┌──
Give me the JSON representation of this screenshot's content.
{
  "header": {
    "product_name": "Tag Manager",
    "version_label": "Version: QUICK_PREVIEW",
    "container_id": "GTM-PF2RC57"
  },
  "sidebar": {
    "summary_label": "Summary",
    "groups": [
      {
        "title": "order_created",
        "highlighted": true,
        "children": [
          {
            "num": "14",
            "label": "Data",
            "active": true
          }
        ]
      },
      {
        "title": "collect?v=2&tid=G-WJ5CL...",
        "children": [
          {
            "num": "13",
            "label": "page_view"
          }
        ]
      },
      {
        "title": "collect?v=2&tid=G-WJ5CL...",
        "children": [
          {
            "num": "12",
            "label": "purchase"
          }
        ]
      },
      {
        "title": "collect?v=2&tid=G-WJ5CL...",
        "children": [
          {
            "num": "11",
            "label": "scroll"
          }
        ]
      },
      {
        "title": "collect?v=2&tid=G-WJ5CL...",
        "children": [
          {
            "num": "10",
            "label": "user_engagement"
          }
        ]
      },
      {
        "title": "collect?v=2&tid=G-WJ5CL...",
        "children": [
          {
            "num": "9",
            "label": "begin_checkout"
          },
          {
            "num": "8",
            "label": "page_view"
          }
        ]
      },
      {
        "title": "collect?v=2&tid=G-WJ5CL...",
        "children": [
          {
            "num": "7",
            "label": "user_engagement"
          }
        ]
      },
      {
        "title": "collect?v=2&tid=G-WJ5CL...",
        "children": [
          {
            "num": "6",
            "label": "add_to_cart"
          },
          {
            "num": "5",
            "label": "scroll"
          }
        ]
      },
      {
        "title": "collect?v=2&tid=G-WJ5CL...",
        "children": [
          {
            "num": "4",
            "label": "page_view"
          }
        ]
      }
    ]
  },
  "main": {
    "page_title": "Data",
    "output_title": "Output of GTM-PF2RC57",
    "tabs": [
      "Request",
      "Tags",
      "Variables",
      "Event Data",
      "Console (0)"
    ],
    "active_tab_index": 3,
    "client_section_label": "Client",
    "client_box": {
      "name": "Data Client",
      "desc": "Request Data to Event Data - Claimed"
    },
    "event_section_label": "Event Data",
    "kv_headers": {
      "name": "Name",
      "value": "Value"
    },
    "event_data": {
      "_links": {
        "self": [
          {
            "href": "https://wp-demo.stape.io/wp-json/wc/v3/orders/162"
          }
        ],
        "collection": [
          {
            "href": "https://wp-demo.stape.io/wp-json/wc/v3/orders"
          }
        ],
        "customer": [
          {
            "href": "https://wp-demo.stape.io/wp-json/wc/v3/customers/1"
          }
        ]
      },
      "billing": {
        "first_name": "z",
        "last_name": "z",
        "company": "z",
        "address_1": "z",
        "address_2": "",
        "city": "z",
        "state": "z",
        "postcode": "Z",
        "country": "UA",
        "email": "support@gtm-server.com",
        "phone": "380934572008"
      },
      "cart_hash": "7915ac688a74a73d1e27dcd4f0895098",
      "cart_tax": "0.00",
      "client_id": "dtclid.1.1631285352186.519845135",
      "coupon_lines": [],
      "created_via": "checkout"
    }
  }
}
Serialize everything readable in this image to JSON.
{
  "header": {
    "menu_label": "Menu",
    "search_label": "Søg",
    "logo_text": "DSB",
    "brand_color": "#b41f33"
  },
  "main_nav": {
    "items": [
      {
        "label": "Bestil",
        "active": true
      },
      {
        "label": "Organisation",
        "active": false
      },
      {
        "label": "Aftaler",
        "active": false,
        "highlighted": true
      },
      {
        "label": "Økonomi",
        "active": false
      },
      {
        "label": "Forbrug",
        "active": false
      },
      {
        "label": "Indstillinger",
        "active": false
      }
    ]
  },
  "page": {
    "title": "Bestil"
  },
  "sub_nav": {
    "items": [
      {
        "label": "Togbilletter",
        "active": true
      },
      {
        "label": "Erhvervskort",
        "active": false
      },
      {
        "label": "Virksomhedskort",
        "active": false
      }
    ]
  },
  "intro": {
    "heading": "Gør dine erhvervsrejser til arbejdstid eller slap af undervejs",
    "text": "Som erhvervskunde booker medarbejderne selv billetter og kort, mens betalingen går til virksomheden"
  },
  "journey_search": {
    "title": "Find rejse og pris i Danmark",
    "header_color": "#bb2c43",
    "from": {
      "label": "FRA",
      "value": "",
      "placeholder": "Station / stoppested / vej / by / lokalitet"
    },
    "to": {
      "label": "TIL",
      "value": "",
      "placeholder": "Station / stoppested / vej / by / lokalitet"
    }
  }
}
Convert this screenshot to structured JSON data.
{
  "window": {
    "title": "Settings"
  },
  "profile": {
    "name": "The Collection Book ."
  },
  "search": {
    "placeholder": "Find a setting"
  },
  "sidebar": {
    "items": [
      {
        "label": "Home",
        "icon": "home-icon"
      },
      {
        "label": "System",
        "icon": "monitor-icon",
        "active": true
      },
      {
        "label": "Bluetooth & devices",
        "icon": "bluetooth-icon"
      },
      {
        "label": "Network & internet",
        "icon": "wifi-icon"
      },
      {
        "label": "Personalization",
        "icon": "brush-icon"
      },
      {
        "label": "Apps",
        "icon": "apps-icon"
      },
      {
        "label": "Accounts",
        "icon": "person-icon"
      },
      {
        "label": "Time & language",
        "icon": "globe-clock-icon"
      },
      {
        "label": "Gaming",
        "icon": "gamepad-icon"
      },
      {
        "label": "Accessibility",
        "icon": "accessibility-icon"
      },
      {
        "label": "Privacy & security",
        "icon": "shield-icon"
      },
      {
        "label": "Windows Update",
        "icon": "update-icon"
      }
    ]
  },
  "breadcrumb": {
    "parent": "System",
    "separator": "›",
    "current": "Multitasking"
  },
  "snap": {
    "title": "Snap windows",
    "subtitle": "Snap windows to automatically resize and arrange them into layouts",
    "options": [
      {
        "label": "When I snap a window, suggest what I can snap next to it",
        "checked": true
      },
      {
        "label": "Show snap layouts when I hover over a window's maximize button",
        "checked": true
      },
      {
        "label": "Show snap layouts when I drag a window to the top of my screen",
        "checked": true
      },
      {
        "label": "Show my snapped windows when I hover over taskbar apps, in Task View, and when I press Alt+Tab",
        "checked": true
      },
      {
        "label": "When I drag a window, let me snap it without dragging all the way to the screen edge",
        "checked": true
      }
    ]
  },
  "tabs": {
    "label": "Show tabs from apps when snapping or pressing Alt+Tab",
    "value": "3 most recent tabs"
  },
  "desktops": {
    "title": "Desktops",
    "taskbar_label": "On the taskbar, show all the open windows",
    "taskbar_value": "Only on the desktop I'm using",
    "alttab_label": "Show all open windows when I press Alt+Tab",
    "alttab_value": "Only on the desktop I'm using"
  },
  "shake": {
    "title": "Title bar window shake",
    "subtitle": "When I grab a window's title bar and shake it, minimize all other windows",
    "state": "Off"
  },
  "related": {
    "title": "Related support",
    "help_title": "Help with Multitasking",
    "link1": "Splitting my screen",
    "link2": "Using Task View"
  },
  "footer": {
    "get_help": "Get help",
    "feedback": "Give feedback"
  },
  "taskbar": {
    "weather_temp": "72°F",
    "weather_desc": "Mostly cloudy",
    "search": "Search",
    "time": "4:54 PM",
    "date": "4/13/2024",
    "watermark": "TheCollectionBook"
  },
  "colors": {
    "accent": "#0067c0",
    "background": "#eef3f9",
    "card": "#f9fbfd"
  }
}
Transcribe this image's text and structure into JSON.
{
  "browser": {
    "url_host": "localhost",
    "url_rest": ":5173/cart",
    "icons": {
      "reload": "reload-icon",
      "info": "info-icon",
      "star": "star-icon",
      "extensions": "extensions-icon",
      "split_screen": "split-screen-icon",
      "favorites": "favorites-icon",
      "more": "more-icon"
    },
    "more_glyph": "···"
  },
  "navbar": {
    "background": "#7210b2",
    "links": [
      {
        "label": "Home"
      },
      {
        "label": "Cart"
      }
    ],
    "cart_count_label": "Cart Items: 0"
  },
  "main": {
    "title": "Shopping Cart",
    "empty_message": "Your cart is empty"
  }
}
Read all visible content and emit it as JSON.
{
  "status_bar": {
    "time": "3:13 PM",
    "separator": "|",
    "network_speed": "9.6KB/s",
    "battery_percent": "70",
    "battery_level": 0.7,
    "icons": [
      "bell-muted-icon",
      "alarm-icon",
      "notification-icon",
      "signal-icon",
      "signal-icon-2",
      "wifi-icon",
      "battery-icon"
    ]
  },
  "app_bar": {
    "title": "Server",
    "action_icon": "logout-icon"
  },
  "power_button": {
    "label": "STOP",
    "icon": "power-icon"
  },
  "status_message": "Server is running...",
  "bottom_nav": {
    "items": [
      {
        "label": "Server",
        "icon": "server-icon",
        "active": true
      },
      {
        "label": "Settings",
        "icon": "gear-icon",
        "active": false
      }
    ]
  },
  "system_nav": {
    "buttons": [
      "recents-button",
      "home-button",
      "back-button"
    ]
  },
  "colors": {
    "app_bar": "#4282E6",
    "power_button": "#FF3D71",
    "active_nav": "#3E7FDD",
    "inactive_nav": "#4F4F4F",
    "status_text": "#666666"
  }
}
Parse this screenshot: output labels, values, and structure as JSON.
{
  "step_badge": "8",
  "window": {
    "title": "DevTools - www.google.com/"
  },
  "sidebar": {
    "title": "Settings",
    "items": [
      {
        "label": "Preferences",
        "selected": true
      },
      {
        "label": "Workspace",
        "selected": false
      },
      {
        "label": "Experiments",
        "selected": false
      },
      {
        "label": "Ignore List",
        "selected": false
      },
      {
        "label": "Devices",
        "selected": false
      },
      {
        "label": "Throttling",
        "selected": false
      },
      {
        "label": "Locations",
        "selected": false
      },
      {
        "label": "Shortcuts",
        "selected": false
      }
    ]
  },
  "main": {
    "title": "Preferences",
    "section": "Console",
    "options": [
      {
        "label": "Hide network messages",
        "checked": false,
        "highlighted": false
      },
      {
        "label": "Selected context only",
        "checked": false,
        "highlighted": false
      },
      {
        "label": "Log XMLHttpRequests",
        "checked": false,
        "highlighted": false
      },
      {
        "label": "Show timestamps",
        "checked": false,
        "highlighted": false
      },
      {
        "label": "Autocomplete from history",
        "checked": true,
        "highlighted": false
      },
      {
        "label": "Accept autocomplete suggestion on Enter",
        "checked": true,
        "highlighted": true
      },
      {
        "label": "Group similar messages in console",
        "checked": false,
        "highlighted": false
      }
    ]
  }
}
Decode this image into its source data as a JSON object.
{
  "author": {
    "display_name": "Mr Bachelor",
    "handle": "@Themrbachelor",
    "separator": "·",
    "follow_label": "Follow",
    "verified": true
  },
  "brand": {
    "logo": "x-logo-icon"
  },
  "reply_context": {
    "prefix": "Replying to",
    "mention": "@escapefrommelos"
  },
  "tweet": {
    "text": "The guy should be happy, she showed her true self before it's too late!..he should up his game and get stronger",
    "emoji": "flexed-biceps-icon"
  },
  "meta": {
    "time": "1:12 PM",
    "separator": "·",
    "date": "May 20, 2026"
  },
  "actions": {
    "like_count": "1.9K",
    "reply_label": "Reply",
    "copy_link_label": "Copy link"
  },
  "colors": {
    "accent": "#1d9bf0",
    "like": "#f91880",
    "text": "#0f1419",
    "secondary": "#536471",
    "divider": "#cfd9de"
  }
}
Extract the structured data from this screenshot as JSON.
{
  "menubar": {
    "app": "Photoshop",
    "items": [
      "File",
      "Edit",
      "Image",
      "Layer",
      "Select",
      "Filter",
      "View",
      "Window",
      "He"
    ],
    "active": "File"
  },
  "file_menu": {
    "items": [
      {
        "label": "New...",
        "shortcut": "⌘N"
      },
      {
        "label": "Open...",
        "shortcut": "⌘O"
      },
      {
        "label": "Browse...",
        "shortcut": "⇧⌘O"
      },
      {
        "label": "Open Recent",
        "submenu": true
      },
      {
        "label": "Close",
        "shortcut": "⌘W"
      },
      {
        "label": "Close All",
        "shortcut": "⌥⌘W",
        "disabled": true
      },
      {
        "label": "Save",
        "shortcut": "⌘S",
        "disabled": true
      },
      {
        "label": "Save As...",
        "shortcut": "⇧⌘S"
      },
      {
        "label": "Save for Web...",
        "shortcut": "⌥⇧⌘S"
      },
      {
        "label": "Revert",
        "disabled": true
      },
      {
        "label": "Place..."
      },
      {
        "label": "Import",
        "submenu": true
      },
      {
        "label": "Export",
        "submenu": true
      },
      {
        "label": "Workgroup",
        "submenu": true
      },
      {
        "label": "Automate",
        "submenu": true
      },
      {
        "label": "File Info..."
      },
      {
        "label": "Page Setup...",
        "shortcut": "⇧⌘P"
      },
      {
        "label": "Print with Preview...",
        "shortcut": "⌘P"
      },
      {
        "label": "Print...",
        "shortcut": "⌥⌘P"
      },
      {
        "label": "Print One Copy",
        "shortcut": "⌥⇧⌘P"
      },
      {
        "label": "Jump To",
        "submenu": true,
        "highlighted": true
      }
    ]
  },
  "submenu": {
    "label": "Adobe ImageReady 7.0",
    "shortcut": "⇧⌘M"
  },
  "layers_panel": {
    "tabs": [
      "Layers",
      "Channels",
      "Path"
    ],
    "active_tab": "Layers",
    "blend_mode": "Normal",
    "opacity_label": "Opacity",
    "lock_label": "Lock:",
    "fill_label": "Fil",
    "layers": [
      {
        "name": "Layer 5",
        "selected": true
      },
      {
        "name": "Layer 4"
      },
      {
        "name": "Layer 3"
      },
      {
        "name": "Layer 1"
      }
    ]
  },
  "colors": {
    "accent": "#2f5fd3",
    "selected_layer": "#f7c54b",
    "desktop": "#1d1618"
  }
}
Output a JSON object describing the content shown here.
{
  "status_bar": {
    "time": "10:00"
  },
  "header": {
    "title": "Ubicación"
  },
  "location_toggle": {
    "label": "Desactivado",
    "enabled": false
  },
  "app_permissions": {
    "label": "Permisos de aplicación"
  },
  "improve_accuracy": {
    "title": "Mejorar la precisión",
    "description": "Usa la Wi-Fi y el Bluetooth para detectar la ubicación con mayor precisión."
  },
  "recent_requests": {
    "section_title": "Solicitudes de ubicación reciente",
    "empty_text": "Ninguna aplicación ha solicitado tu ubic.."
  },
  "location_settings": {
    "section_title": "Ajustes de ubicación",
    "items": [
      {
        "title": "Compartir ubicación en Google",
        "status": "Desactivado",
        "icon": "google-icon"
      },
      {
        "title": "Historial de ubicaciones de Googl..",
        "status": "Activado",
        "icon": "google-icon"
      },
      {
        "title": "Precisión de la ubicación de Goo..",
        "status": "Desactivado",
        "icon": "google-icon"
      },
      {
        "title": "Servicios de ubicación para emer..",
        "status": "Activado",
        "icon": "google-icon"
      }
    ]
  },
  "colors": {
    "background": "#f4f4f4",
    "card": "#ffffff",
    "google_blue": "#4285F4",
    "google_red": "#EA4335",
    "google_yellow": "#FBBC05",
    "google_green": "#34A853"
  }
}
└──
**Work instructions**
Across the records above, count the lines holding "subtitle" and reply with that number alone.

**Final result**
2